§ **Data excerpts**
########
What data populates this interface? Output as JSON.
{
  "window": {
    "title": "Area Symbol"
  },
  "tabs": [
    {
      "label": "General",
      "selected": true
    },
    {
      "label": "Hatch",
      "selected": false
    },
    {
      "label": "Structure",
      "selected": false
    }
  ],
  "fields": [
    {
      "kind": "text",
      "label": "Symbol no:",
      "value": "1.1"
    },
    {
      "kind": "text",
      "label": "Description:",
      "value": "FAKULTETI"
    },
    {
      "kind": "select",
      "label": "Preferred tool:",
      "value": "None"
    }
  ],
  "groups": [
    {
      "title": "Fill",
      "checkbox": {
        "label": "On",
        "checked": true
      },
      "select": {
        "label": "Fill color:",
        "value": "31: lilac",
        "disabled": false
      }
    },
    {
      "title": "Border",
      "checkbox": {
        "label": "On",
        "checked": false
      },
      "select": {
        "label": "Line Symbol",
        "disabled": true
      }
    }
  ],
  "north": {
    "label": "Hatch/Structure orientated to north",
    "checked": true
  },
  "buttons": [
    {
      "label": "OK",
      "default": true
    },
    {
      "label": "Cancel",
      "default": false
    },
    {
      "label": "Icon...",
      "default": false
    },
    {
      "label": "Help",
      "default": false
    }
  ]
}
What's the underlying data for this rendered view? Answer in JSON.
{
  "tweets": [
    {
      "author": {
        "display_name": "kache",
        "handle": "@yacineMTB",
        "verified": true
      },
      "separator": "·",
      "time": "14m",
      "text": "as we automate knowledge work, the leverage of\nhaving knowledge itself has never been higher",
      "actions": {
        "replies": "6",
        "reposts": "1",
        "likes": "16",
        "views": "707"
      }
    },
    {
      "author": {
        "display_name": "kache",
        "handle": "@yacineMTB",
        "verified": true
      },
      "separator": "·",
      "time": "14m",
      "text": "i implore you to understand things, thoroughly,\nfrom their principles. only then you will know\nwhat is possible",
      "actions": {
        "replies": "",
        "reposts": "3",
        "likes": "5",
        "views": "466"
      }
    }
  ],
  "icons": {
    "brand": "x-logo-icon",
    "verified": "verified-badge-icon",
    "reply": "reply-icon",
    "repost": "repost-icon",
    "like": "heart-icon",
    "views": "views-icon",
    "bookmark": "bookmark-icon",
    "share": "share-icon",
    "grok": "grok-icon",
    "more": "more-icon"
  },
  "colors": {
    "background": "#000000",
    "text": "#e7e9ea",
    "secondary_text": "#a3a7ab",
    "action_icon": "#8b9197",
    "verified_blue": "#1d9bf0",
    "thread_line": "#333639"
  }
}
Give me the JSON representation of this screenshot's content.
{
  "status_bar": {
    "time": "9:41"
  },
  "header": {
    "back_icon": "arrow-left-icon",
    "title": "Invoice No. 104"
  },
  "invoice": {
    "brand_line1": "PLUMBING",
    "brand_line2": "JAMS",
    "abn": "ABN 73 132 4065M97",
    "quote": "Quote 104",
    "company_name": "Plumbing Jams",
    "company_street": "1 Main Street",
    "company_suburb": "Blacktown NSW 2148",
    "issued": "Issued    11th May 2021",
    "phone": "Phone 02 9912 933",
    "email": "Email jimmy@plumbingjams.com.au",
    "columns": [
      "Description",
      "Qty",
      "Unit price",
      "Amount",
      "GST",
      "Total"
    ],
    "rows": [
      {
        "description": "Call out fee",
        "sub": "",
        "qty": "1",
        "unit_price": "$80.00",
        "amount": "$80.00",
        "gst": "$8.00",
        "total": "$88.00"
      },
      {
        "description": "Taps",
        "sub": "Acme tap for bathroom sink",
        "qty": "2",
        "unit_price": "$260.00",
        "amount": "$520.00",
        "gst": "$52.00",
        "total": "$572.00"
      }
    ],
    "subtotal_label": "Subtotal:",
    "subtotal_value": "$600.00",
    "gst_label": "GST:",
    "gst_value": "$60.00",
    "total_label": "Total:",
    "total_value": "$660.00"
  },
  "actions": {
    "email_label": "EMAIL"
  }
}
########
§ **Required work**
Extract all lines as given.

§ **Expected answer**
What data populates this interface? Output as JSON.
{
  "window": {
    "title": "Area Symbol"
  },
  "tabs": [
    {
      "label": "General",
      "selected": true
    },
    {
      "label": "Hatch",
      "selected": false
    },
    {
      "label": "Structure",
      "selected": false
    }
  ],
  "fields": [
    {
      "kind": "text",
      "label": "Symbol no:",
      "value": "1.1"
    },
    {
      "kind": "text",
      "label": "Description:",
      "value": "FAKULTETI"
    },
    {
      "kind": "select",
      "label": "Preferred tool:",
      "value": "None"
    }
  ],
  "groups": [
    {
      "title": "Fill",
      "checkbox": {
        "label": "On",
        "checked": true
      },
      "select": {
        "label": "Fill color:",
        "value": "31: lilac",
        "disabled": false
      }
    },
    {
      "title": "Border",
      "checkbox": {
        "label": "On",
        "checked": false
      },
      "select": {
        "label": "Line Symbol",
        "disabled": true
      }
    }
  ],
  "north": {
    "label": "Hatch/Structure orientated to north",
    "checked": true
  },
  "buttons": [
    {
      "label": "OK",
      "default": true
    },
    {
      "label": "Cancel",
      "default": false
    },
    {
      "label": "Icon...",
      "default": false
    },
    {
      "label": "Help",
      "default": false
    }
  ]
}
What's the underlying data for this rendered view? Answer in JSON.
{
  "tweets": [
    {
      "author": {
        "display_name": "kache",
        "handle": "@yacineMTB",
        "verified": true
      },
      "separator": "·",
      "time": "14m",
      "text": "as we automate knowledge work, the leverage of\nhaving knowledge itself has never been higher",
      "actions": {
        "replies": "6",
        "reposts": "1",
        "likes": "16",
        "views": "707"
      }
    },
    {
      "author": {
        "display_name": "kache",
        "handle": "@yacineMTB",
        "verified": true
      },
      "separator": "·",
      "time": "14m",
      "text": "i implore you to understand things, thoroughly,\nfrom their principles. only then you will know\nwhat is possible",
      "actions": {
        "replies": "",
        "reposts": "3",
        "likes": "5",
        "views": "466"
      }
    }
  ],
  "icons": {
    "brand": "x-logo-icon",
    "verified": "verified-badge-icon",
    "reply": "reply-icon",
    "repost": "repost-icon",
    "like": "heart-icon",
    "views": "views-icon",
    "bookmark": "bookmark-icon",
    "share": "share-icon",
    "grok": "grok-icon",
    "more": "more-icon"
  },
  "colors": {
    "background": "#000000",
    "text": "#e7e9ea",
    "secondary_text": "#a3a7ab",
    "action_icon": "#8b9197",
    "verified_blue": "#1d9bf0",
    "thread_line": "#333639"
  }
}
Give me the JSON representation of this screenshot's content.
{
  "status_bar": {
    "time": "9:41"
  },
  "header": {
    "back_icon": "arrow-left-icon",
    "title": "Invoice No. 104"
  },
  "invoice": {
    "brand_line1": "PLUMBING",
    "brand_line2": "JAMS",
    "abn": "ABN 73 132 4065M97",
    "quote": "Quote 104",
    "company_name": "Plumbing Jams",
    "company_street": "1 Main Street",
    "company_suburb": "Blacktown NSW 2148",
    "issued": "Issued    11th May 2021",
    "phone": "Phone 02 9912 933",
    "email": "Email jimmy@plumbingjams.com.au",
    "columns": [
      "Description",
      "Qty",
      "Unit price",
      "Amount",
      "GST",
      "Total"
    ],
    "rows": [
      {
        "description": "Call out fee",
        "sub": "",
        "qty": "1",
        "unit_price": "$80.00",
        "amount": "$80.00",
        "gst": "$8.00",
        "total": "$88.00"
      },
      {
        "description": "Taps",
        "sub": "Acme tap for bathroom sink",
        "qty": "2",
        "unit_price": "$260.00",
        "amount": "$520.00",
        "gst": "$52.00",
        "total": "$572.00"
      }
    ],
    "subtotal_label": "Subtotal:",
    "subtotal_value": "$600.00",
    "gst_label": "GST:",
    "gst_value": "$60.00",
    "total_label": "Total:",
    "total_value": "$660.00"
  },
  "actions": {
    "email_label": "EMAIL"
  }
}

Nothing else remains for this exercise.